OBJETIVO DEL EJERCICIO: Por favor, continúa la reseña de la película Leo & Lou a partir de su última oración.

Leo & Lou: dos heridas en movimiento

Nuestra puntuación

Dentro de la Competencia Internacional del Festival de Cine de Mar del Plata, se proyectó la ópera prima de Carlos Solano.

Todos los años, el Festival de Cine de Mar del Plata nos regala alguna sorpresa —para bien o para mal—. Esta vez, la sorpresa llegó con Leo & Lou, de Carlos Solano. Una película española pequeña, sentimental y clásica en su forma, que aparece casi de contrabando en la programación.

La historia sigue a Leo (Julia Sulleiro), una niña muda que vive en un orfanato y que sueña con participar de un campeonato de pesca en Cobas, un pueblito de Galicia. Tras una serie de travesuras, le prohíben asistir y decide fugarse. En el camino cruza a Lou (Isak Férriz): un adulto perdido, alcohólico, resignado a un trabajo que detesta —se gana la vida disfrazado de pingüino en una casa de fiestas— y que, al encontrarse con la niña, la engaña para que lo lleve a ver a sus padres.

Lo que empieza como una mentira termina convirtiéndose en un encuentro entre dos personas rotas, cada una cargando sus propias sombras. Leo y Lou se encuentran desde la falta, desde lo que les duele, y en ese trayecto logran espejarse y, de alguna manera, sostenerse.

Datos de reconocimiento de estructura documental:

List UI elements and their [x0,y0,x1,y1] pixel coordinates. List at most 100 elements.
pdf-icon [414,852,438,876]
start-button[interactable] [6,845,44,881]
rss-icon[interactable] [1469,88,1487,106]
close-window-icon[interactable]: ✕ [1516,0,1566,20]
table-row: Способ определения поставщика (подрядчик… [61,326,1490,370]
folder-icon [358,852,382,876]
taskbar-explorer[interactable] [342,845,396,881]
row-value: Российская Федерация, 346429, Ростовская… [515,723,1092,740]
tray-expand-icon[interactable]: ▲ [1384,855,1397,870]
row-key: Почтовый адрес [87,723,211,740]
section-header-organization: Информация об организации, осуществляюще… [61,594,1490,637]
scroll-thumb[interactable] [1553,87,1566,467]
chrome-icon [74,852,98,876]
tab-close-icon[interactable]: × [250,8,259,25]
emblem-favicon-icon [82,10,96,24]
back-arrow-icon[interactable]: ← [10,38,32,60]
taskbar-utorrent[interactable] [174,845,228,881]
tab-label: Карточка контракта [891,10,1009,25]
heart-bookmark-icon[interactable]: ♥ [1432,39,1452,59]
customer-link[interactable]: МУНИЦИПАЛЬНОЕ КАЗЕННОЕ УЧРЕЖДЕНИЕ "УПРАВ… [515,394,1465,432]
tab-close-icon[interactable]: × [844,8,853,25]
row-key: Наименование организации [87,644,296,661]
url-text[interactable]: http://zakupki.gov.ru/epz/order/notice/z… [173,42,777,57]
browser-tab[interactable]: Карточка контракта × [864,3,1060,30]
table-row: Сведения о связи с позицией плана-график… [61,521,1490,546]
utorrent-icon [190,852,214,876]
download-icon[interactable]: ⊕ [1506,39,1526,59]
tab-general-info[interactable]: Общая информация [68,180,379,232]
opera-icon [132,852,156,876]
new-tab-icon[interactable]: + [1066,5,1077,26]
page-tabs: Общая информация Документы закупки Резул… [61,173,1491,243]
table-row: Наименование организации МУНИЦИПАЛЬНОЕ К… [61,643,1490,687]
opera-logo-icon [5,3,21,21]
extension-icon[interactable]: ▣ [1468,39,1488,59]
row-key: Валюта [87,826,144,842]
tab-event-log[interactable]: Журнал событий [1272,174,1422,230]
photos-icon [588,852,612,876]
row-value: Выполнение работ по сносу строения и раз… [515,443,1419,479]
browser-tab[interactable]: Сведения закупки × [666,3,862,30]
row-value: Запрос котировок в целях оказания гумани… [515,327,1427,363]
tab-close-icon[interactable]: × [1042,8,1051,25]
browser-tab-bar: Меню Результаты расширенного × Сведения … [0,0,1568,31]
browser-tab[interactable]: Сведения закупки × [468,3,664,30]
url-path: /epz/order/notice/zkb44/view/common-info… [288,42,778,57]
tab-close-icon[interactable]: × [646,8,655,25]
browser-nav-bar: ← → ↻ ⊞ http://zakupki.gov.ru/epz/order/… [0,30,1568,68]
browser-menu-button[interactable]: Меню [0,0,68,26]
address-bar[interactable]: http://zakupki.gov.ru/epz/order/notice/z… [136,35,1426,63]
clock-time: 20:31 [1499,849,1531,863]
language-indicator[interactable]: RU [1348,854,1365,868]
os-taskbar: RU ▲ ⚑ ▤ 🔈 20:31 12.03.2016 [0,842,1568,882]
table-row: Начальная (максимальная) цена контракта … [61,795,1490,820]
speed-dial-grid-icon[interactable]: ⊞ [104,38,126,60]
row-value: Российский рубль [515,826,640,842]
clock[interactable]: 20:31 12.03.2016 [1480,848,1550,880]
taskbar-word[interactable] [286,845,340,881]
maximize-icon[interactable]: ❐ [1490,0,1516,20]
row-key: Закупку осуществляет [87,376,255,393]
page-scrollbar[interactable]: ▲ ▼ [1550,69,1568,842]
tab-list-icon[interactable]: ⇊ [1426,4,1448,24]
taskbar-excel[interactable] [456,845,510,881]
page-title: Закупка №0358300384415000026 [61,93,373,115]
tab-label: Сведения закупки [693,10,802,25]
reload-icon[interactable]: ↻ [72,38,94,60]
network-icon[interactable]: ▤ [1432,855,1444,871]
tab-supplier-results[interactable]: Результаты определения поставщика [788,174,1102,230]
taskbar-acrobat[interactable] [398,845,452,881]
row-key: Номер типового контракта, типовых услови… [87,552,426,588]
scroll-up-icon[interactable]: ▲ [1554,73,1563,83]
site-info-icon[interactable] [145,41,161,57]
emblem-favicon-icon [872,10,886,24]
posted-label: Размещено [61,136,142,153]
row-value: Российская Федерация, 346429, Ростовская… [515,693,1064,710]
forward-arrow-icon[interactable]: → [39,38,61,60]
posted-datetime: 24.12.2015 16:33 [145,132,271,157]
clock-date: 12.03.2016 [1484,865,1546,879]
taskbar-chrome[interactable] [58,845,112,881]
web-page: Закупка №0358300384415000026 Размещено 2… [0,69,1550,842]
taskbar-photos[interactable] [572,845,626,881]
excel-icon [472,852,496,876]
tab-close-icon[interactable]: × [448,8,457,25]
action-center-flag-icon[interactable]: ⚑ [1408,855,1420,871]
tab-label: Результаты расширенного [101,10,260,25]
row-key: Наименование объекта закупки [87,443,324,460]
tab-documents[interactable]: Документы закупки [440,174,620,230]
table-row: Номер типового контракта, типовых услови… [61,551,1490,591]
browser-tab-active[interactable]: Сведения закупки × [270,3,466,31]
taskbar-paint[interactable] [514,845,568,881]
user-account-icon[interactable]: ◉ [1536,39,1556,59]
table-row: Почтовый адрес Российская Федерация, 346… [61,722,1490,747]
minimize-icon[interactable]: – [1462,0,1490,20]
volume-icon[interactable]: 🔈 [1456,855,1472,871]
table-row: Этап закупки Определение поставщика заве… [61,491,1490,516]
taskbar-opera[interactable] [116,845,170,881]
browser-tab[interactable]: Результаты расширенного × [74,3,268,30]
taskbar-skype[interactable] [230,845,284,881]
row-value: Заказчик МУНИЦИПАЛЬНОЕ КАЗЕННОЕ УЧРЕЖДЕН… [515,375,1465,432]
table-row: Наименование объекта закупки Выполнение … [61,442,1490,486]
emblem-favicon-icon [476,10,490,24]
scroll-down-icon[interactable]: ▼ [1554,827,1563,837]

RESPUESTA AL EJERCICIO:
La película apela sin pudor a la emoción: música sensible, ternura a flor de piel, todos los clichés de las feel-good movies. Y, aun así, funciona. Conmueve porque su pareja protagónica tiene química real, porque la niña desarma incluso lo más cínico, y porque el actor que interpreta a Lou sabe construir un tipo torpe, fallido y entrañable.

Es una película convencional, de estudio, casi hecha a medida para una plataforma, pero que aparece inesperadamente en Mar del Plata para recordarnos algo: cuando la puesta en escena abraza la belleza del paisaje, la historia respira. La fotografía de Galicia —sus costas, sus playas, esas nubes que parecen venir desde el fin del mundo— le da el tono justo a esta road movie amable y luminosa, aunque no invente nada nuevo.